» Given problem:
Would you pull out every line of the material that contains the string "spotlight"?

» Extracted data entries:
+ + + + +

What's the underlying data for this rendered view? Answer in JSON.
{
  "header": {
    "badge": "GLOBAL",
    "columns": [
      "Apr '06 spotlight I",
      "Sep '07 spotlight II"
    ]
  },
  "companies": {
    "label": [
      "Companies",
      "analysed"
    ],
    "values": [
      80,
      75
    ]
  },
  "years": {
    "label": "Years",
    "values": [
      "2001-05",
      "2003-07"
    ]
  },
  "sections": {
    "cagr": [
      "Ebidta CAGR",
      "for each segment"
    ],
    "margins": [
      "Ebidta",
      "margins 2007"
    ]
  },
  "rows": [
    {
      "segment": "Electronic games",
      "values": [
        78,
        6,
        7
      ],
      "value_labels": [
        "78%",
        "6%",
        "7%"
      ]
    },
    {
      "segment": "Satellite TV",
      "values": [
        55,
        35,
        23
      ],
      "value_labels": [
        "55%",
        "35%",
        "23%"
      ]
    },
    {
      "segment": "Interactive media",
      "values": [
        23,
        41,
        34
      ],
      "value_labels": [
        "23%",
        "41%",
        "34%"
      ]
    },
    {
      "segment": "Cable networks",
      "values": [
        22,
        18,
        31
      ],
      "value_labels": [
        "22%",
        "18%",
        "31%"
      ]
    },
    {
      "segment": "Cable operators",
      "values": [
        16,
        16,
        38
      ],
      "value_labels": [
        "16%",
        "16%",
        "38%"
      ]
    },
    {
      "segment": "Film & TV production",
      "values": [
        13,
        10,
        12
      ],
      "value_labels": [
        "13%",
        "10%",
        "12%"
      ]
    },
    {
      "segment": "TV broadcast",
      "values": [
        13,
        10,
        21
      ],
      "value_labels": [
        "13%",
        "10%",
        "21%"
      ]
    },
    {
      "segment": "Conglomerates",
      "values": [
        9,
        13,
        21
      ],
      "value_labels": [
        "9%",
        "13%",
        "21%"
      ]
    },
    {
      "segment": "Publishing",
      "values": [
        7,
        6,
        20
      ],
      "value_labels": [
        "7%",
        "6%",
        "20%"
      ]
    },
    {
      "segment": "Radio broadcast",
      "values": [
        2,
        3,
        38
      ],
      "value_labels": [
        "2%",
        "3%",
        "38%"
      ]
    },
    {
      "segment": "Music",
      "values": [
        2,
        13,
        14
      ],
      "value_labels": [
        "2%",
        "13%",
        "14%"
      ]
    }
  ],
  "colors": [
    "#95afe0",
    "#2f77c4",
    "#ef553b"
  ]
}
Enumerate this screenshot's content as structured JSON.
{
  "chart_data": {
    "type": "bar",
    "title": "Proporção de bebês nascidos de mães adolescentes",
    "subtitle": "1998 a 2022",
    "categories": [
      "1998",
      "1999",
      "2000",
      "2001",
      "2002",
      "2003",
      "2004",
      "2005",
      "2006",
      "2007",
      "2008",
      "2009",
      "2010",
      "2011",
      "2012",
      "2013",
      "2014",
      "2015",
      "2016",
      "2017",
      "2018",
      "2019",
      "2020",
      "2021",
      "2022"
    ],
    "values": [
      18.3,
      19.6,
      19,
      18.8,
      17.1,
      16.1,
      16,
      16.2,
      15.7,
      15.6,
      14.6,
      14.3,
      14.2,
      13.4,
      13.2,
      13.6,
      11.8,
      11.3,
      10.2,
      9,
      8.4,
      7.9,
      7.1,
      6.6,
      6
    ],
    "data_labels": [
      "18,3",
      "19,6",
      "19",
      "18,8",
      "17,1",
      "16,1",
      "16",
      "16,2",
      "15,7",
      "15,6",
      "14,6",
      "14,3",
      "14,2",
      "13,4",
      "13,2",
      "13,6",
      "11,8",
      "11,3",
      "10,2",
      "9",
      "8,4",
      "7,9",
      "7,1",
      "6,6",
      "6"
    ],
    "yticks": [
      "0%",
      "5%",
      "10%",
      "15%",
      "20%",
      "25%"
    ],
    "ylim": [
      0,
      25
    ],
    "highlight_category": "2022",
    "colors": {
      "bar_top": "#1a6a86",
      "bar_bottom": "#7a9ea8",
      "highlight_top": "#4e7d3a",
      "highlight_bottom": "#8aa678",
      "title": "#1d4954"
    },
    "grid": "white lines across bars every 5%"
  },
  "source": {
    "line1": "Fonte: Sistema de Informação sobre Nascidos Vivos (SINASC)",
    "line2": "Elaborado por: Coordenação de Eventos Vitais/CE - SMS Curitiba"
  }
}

+ + + + +

» Reply:
      "Apr '06 spotlight I",
      "Sep '07 spotlight II"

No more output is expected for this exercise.